§ What the task asks:
Select every line holding the word "title" and copy it.

── Record list ──

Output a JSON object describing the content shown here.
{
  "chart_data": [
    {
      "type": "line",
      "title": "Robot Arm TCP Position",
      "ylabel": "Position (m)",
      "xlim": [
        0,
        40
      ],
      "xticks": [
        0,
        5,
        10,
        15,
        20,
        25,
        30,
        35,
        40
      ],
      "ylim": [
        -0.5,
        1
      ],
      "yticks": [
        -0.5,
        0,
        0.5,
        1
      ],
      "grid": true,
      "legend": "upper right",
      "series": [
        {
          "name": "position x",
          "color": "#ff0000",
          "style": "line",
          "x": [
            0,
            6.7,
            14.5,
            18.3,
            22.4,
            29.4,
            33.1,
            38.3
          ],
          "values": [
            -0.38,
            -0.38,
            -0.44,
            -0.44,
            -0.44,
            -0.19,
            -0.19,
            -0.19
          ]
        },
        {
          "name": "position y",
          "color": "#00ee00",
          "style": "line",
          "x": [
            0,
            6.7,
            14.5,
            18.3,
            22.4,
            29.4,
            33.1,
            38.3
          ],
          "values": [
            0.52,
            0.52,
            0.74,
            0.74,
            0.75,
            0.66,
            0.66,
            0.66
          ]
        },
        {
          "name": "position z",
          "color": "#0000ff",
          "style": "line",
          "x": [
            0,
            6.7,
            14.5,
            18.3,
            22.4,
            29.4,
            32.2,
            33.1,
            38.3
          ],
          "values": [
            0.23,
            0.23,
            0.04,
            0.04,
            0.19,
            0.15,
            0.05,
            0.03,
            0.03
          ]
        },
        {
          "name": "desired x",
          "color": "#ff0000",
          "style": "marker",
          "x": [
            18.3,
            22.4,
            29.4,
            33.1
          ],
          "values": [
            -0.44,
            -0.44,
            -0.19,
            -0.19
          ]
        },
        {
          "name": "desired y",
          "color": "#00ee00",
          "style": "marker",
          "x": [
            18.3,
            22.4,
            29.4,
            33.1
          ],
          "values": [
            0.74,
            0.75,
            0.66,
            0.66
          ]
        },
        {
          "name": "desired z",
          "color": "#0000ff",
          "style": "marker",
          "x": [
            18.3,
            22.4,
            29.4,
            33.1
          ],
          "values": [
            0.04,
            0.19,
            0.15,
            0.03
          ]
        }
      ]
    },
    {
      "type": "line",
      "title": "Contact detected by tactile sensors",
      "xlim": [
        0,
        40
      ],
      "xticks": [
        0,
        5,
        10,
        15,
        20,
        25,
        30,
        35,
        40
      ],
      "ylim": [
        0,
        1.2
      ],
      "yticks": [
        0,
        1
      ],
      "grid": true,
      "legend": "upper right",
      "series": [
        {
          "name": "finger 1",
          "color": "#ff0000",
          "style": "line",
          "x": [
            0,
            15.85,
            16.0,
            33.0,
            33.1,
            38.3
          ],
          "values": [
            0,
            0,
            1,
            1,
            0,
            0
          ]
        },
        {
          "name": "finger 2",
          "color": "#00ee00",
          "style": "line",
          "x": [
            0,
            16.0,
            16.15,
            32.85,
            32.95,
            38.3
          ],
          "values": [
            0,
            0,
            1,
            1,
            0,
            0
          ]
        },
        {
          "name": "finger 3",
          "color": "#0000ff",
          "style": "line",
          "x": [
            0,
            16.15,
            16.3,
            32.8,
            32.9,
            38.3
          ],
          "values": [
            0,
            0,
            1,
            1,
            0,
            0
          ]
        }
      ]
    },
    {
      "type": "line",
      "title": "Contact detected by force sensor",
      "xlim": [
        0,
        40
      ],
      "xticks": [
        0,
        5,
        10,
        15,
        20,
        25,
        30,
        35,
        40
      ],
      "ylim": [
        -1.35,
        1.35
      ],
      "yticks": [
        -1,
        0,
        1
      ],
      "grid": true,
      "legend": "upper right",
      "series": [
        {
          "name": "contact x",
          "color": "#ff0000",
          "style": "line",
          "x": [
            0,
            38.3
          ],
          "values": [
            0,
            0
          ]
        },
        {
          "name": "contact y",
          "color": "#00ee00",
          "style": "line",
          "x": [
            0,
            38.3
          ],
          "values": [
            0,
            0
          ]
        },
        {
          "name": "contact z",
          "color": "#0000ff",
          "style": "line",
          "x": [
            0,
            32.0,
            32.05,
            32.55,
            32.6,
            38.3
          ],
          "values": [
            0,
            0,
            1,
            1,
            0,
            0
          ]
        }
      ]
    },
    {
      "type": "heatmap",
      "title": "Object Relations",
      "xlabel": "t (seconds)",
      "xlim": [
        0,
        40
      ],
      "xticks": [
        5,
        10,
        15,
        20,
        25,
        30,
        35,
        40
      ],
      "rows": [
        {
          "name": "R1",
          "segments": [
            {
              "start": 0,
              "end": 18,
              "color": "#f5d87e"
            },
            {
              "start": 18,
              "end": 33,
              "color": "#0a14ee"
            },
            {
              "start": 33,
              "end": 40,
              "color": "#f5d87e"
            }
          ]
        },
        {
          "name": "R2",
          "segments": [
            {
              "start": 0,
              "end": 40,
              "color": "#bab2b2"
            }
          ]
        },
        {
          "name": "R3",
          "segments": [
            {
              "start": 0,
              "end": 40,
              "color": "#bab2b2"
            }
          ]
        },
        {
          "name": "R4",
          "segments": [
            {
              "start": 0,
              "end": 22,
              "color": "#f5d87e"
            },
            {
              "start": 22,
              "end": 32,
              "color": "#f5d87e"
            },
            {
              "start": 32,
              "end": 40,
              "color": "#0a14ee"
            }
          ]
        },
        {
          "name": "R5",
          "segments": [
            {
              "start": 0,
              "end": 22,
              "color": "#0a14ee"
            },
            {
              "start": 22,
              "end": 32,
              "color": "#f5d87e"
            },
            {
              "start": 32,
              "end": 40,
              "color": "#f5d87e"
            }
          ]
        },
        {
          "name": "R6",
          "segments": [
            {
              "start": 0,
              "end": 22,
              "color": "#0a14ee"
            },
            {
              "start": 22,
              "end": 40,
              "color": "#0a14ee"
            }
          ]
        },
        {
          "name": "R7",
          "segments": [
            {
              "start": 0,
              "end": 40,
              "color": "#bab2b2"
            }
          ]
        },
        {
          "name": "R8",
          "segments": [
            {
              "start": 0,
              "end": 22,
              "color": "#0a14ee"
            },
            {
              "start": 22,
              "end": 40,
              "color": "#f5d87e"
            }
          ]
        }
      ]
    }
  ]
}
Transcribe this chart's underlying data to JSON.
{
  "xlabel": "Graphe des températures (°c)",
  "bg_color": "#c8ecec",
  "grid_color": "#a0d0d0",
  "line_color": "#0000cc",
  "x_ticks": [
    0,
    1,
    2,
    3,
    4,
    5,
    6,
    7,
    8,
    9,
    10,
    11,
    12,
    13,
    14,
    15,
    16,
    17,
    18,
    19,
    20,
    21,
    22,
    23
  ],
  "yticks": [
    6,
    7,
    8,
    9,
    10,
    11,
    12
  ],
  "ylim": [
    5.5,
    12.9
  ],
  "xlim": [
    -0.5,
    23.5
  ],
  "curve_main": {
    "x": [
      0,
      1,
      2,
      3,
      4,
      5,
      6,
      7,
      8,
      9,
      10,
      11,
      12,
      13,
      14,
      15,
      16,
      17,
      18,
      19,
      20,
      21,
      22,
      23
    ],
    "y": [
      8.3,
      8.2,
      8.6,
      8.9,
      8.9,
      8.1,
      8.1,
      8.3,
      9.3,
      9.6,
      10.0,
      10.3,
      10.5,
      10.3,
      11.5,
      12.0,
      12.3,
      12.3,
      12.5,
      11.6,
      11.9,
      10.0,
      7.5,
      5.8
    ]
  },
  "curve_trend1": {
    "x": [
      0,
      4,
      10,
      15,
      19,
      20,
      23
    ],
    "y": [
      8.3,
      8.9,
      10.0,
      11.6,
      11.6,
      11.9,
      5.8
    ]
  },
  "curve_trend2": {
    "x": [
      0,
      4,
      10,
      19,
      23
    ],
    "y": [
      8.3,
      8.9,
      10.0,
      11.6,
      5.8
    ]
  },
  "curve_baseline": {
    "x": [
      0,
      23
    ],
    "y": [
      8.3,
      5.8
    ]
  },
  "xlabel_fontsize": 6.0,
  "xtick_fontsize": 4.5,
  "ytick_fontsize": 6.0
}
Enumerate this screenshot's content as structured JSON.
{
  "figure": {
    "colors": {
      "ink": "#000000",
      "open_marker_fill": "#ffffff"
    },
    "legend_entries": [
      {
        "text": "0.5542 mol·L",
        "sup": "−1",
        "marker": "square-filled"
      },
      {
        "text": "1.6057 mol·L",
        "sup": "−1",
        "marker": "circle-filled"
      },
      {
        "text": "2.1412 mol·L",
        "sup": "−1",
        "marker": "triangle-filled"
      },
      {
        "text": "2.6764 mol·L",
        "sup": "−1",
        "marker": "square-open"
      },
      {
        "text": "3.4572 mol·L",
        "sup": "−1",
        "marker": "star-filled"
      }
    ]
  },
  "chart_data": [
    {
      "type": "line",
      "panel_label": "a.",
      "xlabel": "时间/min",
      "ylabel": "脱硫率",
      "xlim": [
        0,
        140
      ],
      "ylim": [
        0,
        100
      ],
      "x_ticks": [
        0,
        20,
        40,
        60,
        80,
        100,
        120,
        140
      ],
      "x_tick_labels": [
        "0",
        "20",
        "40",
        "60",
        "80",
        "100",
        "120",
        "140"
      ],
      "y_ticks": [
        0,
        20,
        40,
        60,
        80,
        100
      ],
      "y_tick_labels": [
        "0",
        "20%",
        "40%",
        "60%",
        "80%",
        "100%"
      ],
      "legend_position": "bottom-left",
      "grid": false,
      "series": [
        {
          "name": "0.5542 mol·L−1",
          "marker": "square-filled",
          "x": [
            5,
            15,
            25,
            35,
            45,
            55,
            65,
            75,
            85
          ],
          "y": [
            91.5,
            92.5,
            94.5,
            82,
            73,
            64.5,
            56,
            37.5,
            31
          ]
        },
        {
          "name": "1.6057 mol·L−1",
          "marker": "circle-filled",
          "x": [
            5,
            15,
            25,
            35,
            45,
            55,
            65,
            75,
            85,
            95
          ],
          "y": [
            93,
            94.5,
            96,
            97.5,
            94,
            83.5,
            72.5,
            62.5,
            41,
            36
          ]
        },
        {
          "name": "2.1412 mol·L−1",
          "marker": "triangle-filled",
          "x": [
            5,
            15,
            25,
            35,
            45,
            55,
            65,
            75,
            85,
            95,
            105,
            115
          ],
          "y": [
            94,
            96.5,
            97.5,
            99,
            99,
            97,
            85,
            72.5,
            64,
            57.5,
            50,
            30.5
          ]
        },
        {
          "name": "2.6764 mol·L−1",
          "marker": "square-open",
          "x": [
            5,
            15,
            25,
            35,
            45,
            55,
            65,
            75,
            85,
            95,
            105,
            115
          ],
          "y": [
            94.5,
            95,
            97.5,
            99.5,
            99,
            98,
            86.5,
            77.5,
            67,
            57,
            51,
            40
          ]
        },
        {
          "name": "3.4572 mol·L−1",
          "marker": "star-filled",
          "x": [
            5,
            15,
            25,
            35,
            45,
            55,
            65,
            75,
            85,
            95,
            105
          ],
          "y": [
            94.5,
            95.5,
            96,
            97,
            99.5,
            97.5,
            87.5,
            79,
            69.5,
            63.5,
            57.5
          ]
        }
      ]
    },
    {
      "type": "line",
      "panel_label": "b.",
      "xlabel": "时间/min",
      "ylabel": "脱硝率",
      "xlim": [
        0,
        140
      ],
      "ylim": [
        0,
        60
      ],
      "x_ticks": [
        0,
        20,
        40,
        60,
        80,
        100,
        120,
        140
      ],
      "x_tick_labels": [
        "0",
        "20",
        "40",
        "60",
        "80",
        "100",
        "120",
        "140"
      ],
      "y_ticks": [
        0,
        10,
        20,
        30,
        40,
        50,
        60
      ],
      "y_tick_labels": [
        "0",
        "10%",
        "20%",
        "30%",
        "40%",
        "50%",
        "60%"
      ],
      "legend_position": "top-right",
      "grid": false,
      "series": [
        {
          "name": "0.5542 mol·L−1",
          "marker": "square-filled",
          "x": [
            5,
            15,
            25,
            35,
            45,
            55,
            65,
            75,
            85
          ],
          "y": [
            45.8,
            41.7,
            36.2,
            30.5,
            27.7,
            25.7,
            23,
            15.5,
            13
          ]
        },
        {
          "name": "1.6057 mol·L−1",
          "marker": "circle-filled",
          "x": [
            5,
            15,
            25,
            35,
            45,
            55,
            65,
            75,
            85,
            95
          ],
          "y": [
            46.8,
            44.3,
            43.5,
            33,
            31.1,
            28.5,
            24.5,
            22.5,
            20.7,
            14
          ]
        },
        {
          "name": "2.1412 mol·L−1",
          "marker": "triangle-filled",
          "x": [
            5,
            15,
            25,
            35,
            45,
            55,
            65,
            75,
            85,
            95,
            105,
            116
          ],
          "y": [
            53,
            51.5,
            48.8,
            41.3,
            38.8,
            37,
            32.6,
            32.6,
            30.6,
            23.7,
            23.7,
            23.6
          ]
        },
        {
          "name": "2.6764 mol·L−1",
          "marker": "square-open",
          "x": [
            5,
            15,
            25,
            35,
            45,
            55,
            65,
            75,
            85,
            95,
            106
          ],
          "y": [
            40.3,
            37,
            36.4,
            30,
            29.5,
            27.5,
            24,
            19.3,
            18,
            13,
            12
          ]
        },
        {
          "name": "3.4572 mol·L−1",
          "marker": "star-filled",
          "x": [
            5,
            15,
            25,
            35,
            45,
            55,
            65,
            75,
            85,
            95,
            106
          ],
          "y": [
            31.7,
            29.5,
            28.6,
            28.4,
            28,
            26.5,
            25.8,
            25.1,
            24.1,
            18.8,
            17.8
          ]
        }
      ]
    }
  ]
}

───

§ Response to this exercise:
      "title": "Robot Arm TCP Position",
      "title": "Contact detected by tactile sensors",
      "title": "Contact detected by force sensor",
      "title": "Object Relations",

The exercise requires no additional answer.